SUPPLIED MATERIAL:
• • • • •
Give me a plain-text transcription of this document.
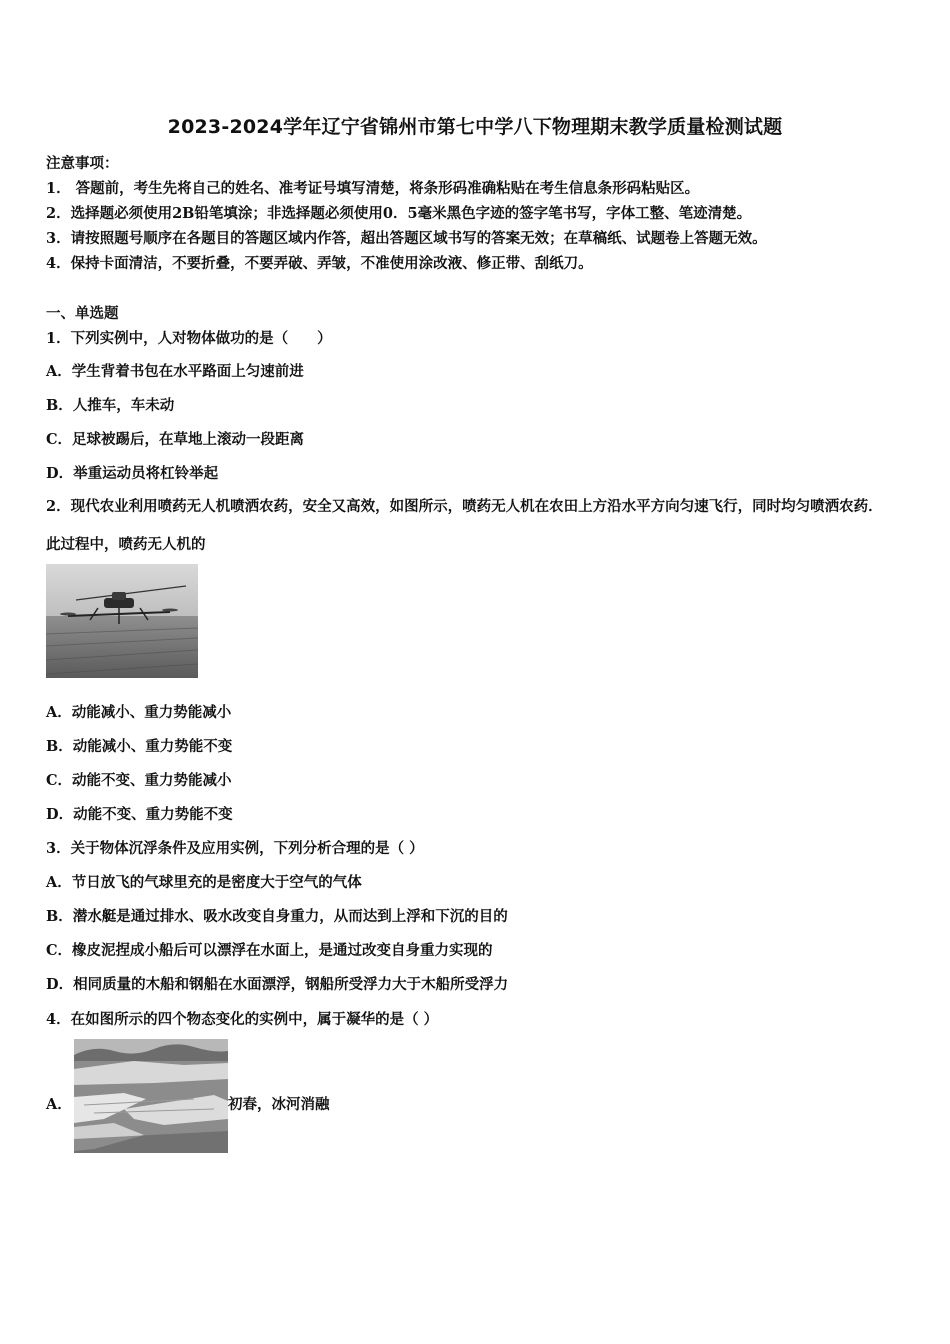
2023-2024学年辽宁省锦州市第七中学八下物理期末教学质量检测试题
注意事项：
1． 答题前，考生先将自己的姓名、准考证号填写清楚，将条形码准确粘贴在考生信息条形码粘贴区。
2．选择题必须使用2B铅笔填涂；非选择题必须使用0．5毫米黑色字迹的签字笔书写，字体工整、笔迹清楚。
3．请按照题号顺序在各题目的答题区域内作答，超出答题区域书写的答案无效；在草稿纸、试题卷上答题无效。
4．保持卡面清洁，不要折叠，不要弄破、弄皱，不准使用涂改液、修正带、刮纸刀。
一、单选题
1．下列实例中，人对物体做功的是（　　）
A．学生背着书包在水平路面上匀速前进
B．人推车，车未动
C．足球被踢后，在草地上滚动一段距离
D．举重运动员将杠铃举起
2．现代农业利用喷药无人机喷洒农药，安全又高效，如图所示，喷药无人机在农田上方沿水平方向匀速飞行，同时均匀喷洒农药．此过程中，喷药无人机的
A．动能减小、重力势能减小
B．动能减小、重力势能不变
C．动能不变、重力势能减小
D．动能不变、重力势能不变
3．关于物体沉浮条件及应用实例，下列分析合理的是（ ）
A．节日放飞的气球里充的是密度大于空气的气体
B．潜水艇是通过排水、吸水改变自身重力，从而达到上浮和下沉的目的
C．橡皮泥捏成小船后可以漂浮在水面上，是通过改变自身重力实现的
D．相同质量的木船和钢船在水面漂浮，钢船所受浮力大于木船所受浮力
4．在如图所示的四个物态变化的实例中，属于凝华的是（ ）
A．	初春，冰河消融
• • • • •
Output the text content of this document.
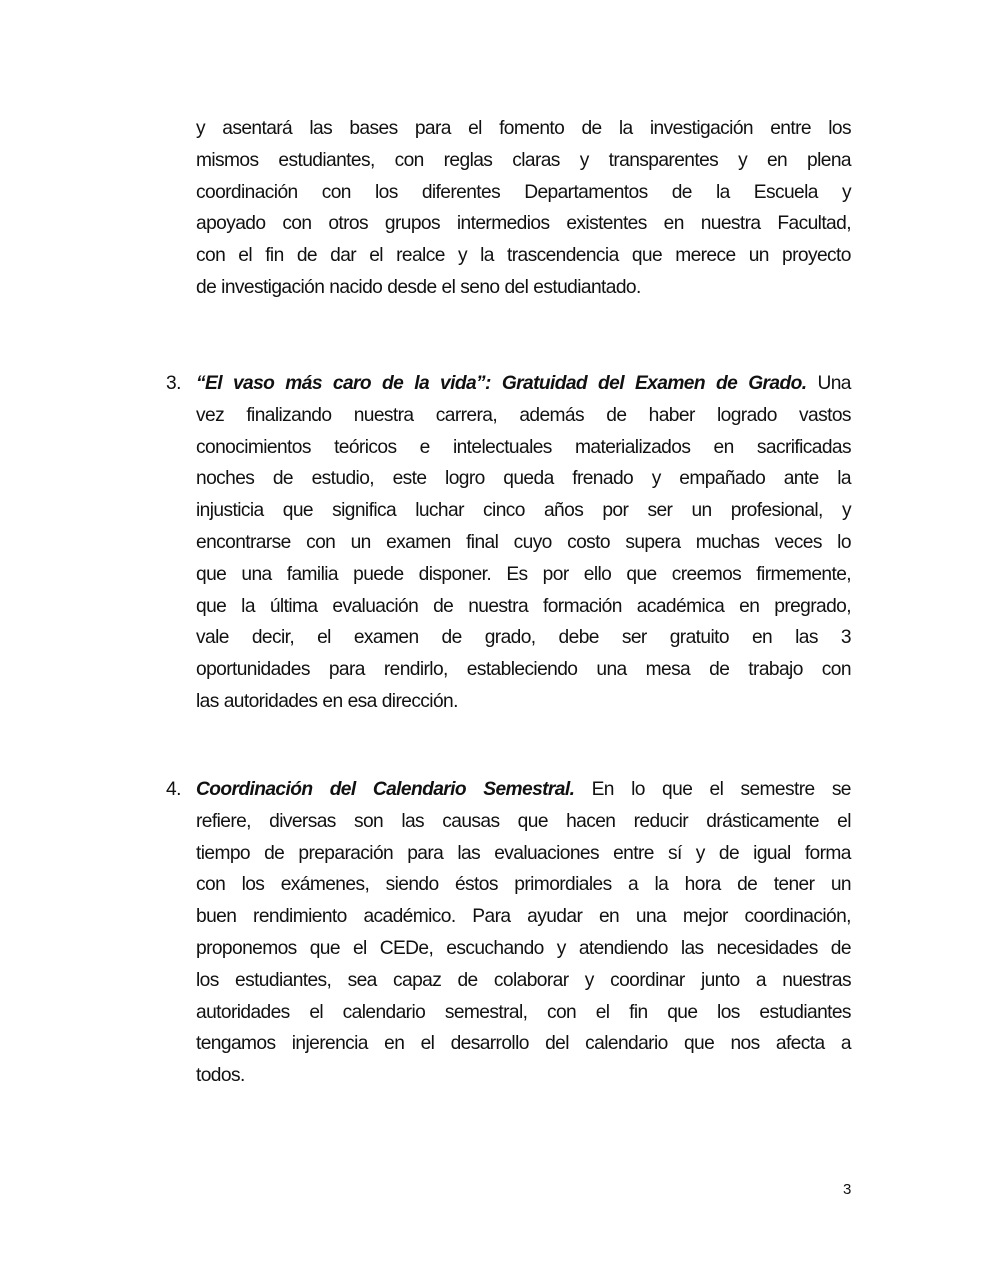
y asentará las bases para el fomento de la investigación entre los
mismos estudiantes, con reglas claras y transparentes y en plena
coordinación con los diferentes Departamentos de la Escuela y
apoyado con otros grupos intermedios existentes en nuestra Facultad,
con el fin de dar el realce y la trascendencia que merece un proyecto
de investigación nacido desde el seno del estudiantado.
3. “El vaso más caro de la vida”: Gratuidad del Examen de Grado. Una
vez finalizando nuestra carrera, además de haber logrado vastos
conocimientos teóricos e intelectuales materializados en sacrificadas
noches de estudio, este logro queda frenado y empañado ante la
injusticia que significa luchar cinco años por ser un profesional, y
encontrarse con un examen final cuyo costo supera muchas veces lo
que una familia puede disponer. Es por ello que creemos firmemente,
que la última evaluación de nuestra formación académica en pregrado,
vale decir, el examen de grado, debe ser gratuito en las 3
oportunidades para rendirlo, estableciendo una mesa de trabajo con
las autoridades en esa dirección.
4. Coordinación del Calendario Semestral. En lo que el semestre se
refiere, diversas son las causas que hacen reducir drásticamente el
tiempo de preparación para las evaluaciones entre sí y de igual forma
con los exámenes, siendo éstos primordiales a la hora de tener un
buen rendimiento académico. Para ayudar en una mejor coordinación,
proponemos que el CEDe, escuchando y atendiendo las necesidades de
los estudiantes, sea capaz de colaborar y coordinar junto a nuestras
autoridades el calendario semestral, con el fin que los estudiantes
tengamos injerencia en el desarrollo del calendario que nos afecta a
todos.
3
• • • • •
EXERCISE INSTRUCTIONS:
Pull out each line containing the word "estudiantes" and copy it.

RIGHT ANSWER:
mismos estudiantes, con reglas claras y transparentes y en plena
los estudiantes, sea capaz de colaborar y coordinar junto a nuestras
autoridades el calendario semestral, con el fin que los estudiantes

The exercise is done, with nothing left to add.